WHAT TO PRODUCE
Identify the line that contains "Transcribe the text in this document." in the material. Output it and every line after it, unchanged, through the end.

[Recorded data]
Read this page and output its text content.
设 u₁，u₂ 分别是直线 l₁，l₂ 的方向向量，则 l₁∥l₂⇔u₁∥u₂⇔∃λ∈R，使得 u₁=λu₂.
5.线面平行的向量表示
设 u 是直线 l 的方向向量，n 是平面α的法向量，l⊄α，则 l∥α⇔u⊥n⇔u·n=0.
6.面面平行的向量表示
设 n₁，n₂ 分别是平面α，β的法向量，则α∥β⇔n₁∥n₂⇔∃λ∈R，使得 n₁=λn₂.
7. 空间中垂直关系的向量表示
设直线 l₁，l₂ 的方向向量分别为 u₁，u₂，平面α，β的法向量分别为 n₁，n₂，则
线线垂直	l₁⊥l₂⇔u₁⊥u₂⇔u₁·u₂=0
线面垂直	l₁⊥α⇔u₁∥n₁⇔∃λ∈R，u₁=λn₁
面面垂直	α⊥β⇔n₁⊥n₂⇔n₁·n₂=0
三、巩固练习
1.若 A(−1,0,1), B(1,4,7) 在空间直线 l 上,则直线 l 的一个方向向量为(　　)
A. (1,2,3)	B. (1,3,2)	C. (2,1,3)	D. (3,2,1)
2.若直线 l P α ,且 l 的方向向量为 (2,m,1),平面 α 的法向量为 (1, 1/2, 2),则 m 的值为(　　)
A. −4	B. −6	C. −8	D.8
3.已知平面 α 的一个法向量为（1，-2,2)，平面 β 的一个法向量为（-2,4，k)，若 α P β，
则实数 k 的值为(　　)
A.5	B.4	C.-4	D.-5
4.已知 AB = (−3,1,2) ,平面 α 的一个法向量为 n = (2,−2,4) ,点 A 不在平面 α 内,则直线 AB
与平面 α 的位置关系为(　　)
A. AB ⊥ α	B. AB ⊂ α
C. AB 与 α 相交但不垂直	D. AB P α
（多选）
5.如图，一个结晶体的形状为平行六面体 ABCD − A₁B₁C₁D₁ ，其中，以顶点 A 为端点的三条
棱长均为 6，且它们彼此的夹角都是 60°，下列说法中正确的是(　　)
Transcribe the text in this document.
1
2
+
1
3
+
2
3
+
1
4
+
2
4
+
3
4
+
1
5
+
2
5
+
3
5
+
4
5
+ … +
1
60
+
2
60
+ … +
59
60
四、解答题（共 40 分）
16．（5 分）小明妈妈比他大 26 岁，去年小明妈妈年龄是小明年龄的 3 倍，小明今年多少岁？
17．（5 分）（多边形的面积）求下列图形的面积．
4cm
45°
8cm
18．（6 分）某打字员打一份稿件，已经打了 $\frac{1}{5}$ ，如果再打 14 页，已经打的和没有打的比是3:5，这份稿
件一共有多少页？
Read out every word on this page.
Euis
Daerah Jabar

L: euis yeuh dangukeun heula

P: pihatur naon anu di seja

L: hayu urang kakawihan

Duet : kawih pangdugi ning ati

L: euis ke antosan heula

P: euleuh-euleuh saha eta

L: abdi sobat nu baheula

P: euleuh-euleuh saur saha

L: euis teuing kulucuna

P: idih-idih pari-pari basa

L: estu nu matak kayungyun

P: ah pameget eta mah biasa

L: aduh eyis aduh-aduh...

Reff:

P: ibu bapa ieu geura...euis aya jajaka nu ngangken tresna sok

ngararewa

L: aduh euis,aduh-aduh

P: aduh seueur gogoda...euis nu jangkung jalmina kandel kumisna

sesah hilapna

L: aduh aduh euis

WRITTEN ANSWER
Transcribe the text in this document.
1
2
+
1
3
+
2
3
+
1
4
+
2
4
+
3
4
+
1
5
+
2
5
+
3
5
+
4
5
+ … +
1
60
+
2
60
+ … +
59
60
四、解答题（共 40 分）
16．（5 分）小明妈妈比他大 26 岁，去年小明妈妈年龄是小明年龄的 3 倍，小明今年多少岁？
17．（5 分）（多边形的面积）求下列图形的面积．
4cm
45°
8cm
18．（6 分）某打字员打一份稿件，已经打了 $\frac{1}{5}$ ，如果再打 14 页，已经打的和没有打的比是3:5，这份稿
件一共有多少页？
Read out every word on this page.
Euis
Daerah Jabar

L: euis yeuh dangukeun heula

P: pihatur naon anu di seja

L: hayu urang kakawihan

Duet : kawih pangdugi ning ati

L: euis ke antosan heula

P: euleuh-euleuh saha eta

L: abdi sobat nu baheula

P: euleuh-euleuh saur saha

L: euis teuing kulucuna

P: idih-idih pari-pari basa

L: estu nu matak kayungyun

P: ah pameget eta mah biasa

L: aduh eyis aduh-aduh...

Reff:

P: ibu bapa ieu geura...euis aya jajaka nu ngangken tresna sok

ngararewa

L: aduh euis,aduh-aduh

P: aduh seueur gogoda...euis nu jangkung jalmina kandel kumisna

sesah hilapna

L: aduh aduh euis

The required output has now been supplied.